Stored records
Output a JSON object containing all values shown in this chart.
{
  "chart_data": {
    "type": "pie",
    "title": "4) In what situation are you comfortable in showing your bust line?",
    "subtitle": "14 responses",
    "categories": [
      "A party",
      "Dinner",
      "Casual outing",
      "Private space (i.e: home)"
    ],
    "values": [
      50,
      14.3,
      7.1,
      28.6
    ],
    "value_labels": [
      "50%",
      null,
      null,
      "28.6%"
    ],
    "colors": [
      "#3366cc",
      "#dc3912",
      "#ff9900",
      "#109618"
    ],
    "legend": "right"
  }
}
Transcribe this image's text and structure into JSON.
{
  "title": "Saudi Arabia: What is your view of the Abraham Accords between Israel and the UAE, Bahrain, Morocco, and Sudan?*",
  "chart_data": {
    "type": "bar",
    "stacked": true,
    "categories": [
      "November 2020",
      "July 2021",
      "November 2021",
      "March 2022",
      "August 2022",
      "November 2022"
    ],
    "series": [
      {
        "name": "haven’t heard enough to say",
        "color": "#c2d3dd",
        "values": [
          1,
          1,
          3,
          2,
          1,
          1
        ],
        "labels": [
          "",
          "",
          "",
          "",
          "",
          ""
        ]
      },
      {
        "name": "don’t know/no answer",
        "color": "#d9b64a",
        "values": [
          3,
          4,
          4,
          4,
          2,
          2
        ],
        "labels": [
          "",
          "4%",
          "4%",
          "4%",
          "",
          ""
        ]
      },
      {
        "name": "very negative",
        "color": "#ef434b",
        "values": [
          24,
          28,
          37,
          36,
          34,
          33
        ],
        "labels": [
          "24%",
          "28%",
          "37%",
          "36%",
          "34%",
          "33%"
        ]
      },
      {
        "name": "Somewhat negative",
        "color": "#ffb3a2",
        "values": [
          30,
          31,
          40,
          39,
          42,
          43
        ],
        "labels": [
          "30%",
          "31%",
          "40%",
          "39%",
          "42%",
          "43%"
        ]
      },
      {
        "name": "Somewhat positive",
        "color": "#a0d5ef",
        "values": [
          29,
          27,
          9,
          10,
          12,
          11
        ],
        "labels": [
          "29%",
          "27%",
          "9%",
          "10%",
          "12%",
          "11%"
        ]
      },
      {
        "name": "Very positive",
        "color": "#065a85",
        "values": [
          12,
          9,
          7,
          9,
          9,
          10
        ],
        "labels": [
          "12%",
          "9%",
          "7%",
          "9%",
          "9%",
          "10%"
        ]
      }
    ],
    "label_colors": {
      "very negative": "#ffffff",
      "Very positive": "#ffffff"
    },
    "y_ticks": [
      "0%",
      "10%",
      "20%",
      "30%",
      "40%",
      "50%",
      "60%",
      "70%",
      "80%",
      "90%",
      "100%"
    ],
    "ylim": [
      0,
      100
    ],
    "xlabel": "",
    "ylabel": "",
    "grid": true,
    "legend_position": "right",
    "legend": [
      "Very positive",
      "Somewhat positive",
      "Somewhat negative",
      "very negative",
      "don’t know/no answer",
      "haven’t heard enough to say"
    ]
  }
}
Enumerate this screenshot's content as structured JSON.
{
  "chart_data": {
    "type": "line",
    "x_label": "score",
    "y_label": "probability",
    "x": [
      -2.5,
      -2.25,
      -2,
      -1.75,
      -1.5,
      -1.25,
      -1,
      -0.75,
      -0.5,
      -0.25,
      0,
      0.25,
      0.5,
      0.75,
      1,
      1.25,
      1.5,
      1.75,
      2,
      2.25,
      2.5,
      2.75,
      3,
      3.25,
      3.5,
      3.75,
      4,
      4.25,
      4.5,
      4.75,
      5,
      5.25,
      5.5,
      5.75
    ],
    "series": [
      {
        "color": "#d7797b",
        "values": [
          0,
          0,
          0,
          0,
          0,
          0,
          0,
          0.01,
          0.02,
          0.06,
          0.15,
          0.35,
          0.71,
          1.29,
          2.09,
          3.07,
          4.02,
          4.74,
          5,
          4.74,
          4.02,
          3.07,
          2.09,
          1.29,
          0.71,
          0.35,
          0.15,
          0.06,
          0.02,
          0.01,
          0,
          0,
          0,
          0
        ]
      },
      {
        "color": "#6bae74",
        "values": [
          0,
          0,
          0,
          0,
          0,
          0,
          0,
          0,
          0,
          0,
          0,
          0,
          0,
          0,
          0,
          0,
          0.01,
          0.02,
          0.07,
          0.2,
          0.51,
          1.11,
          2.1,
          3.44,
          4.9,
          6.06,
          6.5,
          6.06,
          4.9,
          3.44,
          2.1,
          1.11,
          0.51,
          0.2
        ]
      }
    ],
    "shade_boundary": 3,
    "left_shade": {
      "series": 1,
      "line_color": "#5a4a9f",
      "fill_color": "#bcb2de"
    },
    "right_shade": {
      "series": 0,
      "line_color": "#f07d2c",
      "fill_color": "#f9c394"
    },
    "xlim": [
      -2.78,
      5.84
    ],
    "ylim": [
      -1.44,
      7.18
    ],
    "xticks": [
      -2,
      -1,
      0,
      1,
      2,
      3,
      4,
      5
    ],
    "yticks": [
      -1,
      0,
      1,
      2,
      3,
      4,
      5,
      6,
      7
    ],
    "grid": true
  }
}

* _Directions_:
Extract all of the data above without altering anything.

* _The response_:
Output a JSON object containing all values shown in this chart.
{
  "chart_data": {
    "type": "pie",
    "title": "4) In what situation are you comfortable in showing your bust line?",
    "subtitle": "14 responses",
    "categories": [
      "A party",
      "Dinner",
      "Casual outing",
      "Private space (i.e: home)"
    ],
    "values": [
      50,
      14.3,
      7.1,
      28.6
    ],
    "value_labels": [
      "50%",
      null,
      null,
      "28.6%"
    ],
    "colors": [
      "#3366cc",
      "#dc3912",
      "#ff9900",
      "#109618"
    ],
    "legend": "right"
  }
}
Transcribe this image's text and structure into JSON.
{
  "title": "Saudi Arabia: What is your view of the Abraham Accords between Israel and the UAE, Bahrain, Morocco, and Sudan?*",
  "chart_data": {
    "type": "bar",
    "stacked": true,
    "categories": [
      "November 2020",
      "July 2021",
      "November 2021",
      "March 2022",
      "August 2022",
      "November 2022"
    ],
    "series": [
      {
        "name": "haven’t heard enough to say",
        "color": "#c2d3dd",
        "values": [
          1,
          1,
          3,
          2,
          1,
          1
        ],
        "labels": [
          "",
          "",
          "",
          "",
          "",
          ""
        ]
      },
      {
        "name": "don’t know/no answer",
        "color": "#d9b64a",
        "values": [
          3,
          4,
          4,
          4,
          2,
          2
        ],
        "labels": [
          "",
          "4%",
          "4%",
          "4%",
          "",
          ""
        ]
      },
      {
        "name": "very negative",
        "color": "#ef434b",
        "values": [
          24,
          28,
          37,
          36,
          34,
          33
        ],
        "labels": [
          "24%",
          "28%",
          "37%",
          "36%",
          "34%",
          "33%"
        ]
      },
      {
        "name": "Somewhat negative",
        "color": "#ffb3a2",
        "values": [
          30,
          31,
          40,
          39,
          42,
          43
        ],
        "labels": [
          "30%",
          "31%",
          "40%",
          "39%",
          "42%",
          "43%"
        ]
      },
      {
        "name": "Somewhat positive",
        "color": "#a0d5ef",
        "values": [
          29,
          27,
          9,
          10,
          12,
          11
        ],
        "labels": [
          "29%",
          "27%",
          "9%",
          "10%",
          "12%",
          "11%"
        ]
      },
      {
        "name": "Very positive",
        "color": "#065a85",
        "values": [
          12,
          9,
          7,
          9,
          9,
          10
        ],
        "labels": [
          "12%",
          "9%",
          "7%",
          "9%",
          "9%",
          "10%"
        ]
      }
    ],
    "label_colors": {
      "very negative": "#ffffff",
      "Very positive": "#ffffff"
    },
    "y_ticks": [
      "0%",
      "10%",
      "20%",
      "30%",
      "40%",
      "50%",
      "60%",
      "70%",
      "80%",
      "90%",
      "100%"
    ],
    "ylim": [
      0,
      100
    ],
    "xlabel": "",
    "ylabel": "",
    "grid": true,
    "legend_position": "right",
    "legend": [
      "Very positive",
      "Somewhat positive",
      "Somewhat negative",
      "very negative",
      "don’t know/no answer",
      "haven’t heard enough to say"
    ]
  }
}
Enumerate this screenshot's content as structured JSON.
{
  "chart_data": {
    "type": "line",
    "x_label": "score",
    "y_label": "probability",
    "x": [
      -2.5,
      -2.25,
      -2,
      -1.75,
      -1.5,
      -1.25,
      -1,
      -0.75,
      -0.5,
      -0.25,
      0,
      0.25,
      0.5,
      0.75,
      1,
      1.25,
      1.5,
      1.75,
      2,
      2.25,
      2.5,
      2.75,
      3,
      3.25,
      3.5,
      3.75,
      4,
      4.25,
      4.5,
      4.75,
      5,
      5.25,
      5.5,
      5.75
    ],
    "series": [
      {
        "color": "#d7797b",
        "values": [
          0,
          0,
          0,
          0,
          0,
          0,
          0,
          0.01,
          0.02,
          0.06,
          0.15,
          0.35,
          0.71,
          1.29,
          2.09,
          3.07,
          4.02,
          4.74,
          5,
          4.74,
          4.02,
          3.07,
          2.09,
          1.29,
          0.71,
          0.35,
          0.15,
          0.06,
          0.02,
          0.01,
          0,
          0,
          0,
          0
        ]
      },
      {
        "color": "#6bae74",
        "values": [
          0,
          0,
          0,
          0,
          0,
          0,
          0,
          0,
          0,
          0,
          0,
          0,
          0,
          0,
          0,
          0,
          0.01,
          0.02,
          0.07,
          0.2,
          0.51,
          1.11,
          2.1,
          3.44,
          4.9,
          6.06,
          6.5,
          6.06,
          4.9,
          3.44,
          2.1,
          1.11,
          0.51,
          0.2
        ]
      }
    ],
    "shade_boundary": 3,
    "left_shade": {
      "series": 1,
      "line_color": "#5a4a9f",
      "fill_color": "#bcb2de"
    },
    "right_shade": {
      "series": 0,
      "line_color": "#f07d2c",
      "fill_color": "#f9c394"
    },
    "xlim": [
      -2.78,
      5.84
    ],
    "ylim": [
      -1.44,
      7.18
    ],
    "xticks": [
      -2,
      -1,
      0,
      1,
      2,
      3,
      4,
      5
    ],
    "yticks": [
      -1,
      0,
      1,
      2,
      3,
      4,
      5,
      6,
      7
    ],
    "grid": true
  }
}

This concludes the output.